_REQUEST_
Copy out the entries below with "Shape Layer 1" swapped for "Shape Layer 2" wherever it occurs. Keep every other character unchanged.

-- start of DATASET EXCERPTS --

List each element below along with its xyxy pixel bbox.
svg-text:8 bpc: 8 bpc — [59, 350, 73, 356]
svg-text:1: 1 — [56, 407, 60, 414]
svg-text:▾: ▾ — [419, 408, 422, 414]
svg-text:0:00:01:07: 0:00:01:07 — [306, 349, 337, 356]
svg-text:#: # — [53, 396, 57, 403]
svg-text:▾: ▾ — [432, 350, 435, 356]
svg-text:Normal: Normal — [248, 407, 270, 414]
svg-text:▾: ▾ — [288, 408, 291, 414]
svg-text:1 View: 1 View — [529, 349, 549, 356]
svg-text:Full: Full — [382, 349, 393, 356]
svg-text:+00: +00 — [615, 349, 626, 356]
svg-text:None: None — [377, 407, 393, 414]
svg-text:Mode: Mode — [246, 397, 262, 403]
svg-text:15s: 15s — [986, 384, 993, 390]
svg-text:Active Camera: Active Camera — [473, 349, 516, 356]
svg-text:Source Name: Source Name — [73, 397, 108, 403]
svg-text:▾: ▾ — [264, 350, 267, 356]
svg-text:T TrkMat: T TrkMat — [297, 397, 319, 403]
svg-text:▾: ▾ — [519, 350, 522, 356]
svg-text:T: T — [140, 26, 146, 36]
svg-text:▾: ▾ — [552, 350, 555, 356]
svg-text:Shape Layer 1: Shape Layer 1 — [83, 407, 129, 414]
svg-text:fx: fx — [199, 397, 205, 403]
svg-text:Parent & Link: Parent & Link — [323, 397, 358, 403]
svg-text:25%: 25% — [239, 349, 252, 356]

-- end of DATASET EXCERPTS --

_ANSWER IN FULL_
List each element below along with its xyxy pixel bbox.
svg-text:8 bpc: 8 bpc — [59, 350, 73, 356]
svg-text:1: 1 — [56, 407, 60, 414]
svg-text:▾: ▾ — [419, 408, 422, 414]
svg-text:0:00:01:07: 0:00:01:07 — [306, 349, 337, 356]
svg-text:#: # — [53, 396, 57, 403]
svg-text:▾: ▾ — [432, 350, 435, 356]
svg-text:Normal: Normal — [248, 407, 270, 414]
svg-text:▾: ▾ — [288, 408, 291, 414]
svg-text:1 View: 1 View — [529, 349, 549, 356]
svg-text:Full: Full — [382, 349, 393, 356]
svg-text:+00: +00 — [615, 349, 626, 356]
svg-text:None: None — [377, 407, 393, 414]
svg-text:Mode: Mode — [246, 397, 262, 403]
svg-text:15s: 15s — [986, 384, 993, 390]
svg-text:Active Camera: Active Camera — [473, 349, 516, 356]
svg-text:Source Name: Source Name — [73, 397, 108, 403]
svg-text:▾: ▾ — [264, 350, 267, 356]
svg-text:T TrkMat: T TrkMat — [297, 397, 319, 403]
svg-text:▾: ▾ — [519, 350, 522, 356]
svg-text:T: T — [140, 26, 146, 36]
svg-text:▾: ▾ — [552, 350, 555, 356]
svg-text:Shape Layer 2: Shape Layer 2 — [83, 407, 129, 414]
svg-text:fx: fx — [199, 397, 205, 403]
svg-text:Parent & Link: Parent & Link — [323, 397, 358, 403]
svg-text:25%: 25% — [239, 349, 252, 356]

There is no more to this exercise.